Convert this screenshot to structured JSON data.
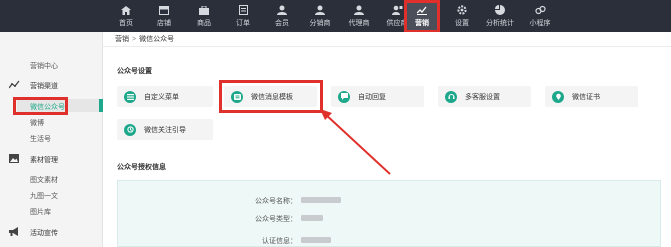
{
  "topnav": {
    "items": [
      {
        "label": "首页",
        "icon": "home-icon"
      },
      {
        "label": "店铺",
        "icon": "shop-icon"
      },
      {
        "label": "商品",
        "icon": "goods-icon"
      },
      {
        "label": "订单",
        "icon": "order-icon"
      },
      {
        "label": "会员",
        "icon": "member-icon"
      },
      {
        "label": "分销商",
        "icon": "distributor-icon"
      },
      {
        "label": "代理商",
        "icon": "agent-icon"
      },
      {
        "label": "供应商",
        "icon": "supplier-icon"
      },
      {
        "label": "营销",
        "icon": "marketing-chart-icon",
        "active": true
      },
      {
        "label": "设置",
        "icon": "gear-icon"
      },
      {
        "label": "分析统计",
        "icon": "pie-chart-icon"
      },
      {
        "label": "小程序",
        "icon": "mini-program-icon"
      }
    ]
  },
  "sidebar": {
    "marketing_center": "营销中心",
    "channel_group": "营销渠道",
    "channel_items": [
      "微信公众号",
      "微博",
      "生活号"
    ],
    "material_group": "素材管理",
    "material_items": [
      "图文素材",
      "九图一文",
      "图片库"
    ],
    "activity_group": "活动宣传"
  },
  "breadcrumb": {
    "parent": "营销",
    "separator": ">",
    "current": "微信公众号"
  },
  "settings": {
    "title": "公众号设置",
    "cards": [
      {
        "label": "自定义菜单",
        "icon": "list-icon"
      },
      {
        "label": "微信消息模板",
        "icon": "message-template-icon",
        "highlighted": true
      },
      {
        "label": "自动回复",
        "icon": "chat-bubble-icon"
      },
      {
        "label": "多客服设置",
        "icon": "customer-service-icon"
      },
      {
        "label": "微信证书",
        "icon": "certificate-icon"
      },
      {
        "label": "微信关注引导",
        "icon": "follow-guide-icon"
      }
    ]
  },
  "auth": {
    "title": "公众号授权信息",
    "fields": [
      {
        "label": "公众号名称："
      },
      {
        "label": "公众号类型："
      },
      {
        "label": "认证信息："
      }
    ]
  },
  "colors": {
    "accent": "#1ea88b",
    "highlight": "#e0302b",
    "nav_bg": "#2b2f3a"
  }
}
━━━
● Short task
Using the listing above, locate the lines that hold "chart" and copy each one.

● Full solution
        "icon": "marketing-chart-icon",
        "icon": "pie-chart-icon"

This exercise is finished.